Saved entries:

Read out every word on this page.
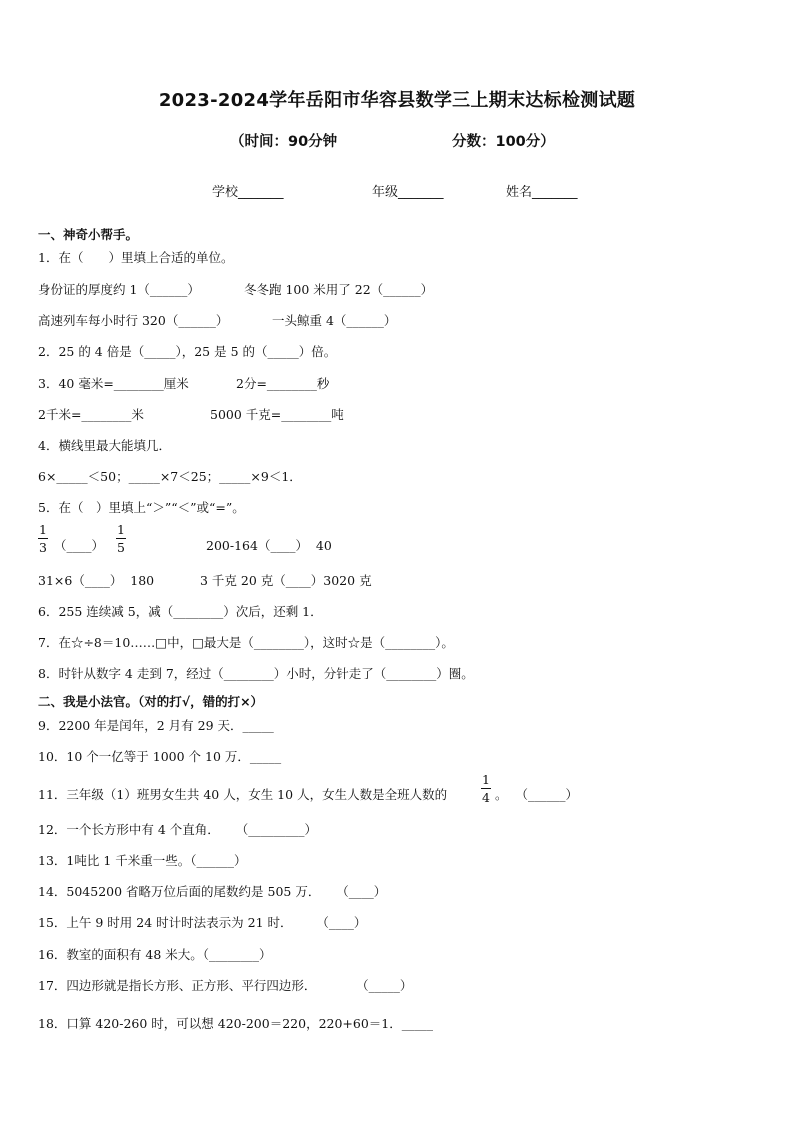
2023-2024学年岳阳市华容县数学三上期末达标检测试题
（时间：90分钟	分数：100分）
学校_______	年级_______	姓名_______
一、神奇小帮手。
1．在（　　）里填上合适的单位。
身份证的厚度约 1（______）	冬冬跑 100 米用了 22（______）
高速列车每小时行 320（______）	一头鲸重 4（______）
2．25 的 4 倍是（_____），25 是 5 的（_____）倍。
3．40 毫米=________厘米	2分=________秒
2千米=________米	5000 千克=________吨
4．横线里最大能填几．
6×_____＜50；_____×7＜25；_____×9＜1．
5．在（　）里填上“＞”“＜”或“=”。
1
3 （____）
1
5	200-164（____）  40
31×6（____）  180	3 千克 20 克（____）3020 克
6．255 连续减 5，减（________）次后，还剩 1．
7．在☆÷8＝10……□中，□最大是（________），这时☆是（________）。
8．时针从数字 4 走到 7，经过（________）小时，分针走了（________）圈。
二、我是小法官。（对的打√，错的打×）
9．2200 年是闰年，2 月有 29 天．_____
10．10 个一亿等于 1000 个 10 万．_____
11．三年级（1）班男女生共 40 人，女生 10 人，女生人数是全班人数的
1
4 。  （______）
12．一个长方形中有 4 个直角．    （_________）
13．1吨比 1 千米重一些。（______）
14．5045200 省略万位后面的尾数约是 505 万．    （____）
15．上午 9 时用 24 时计时法表示为 21 时．      （____）
16．教室的面积有 48 米大。（________）
17．四边形就是指长方形、正方形、平行四边形．          （_____）
18．口算 420-260 时，可以想 420-200＝220，220+60＝1．_____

PROBLEM TO WORK ON — Skip the pictures and transcribe the rest of the records exactly.

EXPECTED ANSWER —
Read out every word on this page.
2023-2024学年岳阳市华容县数学三上期末达标检测试题
（时间：90分钟	分数：100分）
学校_______	年级_______	姓名_______
一、神奇小帮手。
1．在（　　）里填上合适的单位。
身份证的厚度约 1（______）	冬冬跑 100 米用了 22（______）
高速列车每小时行 320（______）	一头鲸重 4（______）
2．25 的 4 倍是（_____），25 是 5 的（_____）倍。
3．40 毫米=________厘米	2分=________秒
2千米=________米	5000 千克=________吨
4．横线里最大能填几．
6×_____＜50；_____×7＜25；_____×9＜1．
5．在（　）里填上“＞”“＜”或“=”。
1
3 （____）
1
5	200-164（____）  40
31×6（____）  180	3 千克 20 克（____）3020 克
6．255 连续减 5，减（________）次后，还剩 1．
7．在☆÷8＝10……□中，□最大是（________），这时☆是（________）。
8．时针从数字 4 走到 7，经过（________）小时，分针走了（________）圈。
二、我是小法官。（对的打√，错的打×）
9．2200 年是闰年，2 月有 29 天．_____
10．10 个一亿等于 1000 个 10 万．_____
11．三年级（1）班男女生共 40 人，女生 10 人，女生人数是全班人数的
1
4 。  （______）
12．一个长方形中有 4 个直角．    （_________）
13．1吨比 1 千米重一些。（______）
14．5045200 省略万位后面的尾数约是 505 万．    （____）
15．上午 9 时用 24 时计时法表示为 21 时．      （____）
16．教室的面积有 48 米大。（________）
17．四边形就是指长方形、正方形、平行四边形．          （_____）
18．口算 420-260 时，可以想 420-200＝220，220+60＝1．_____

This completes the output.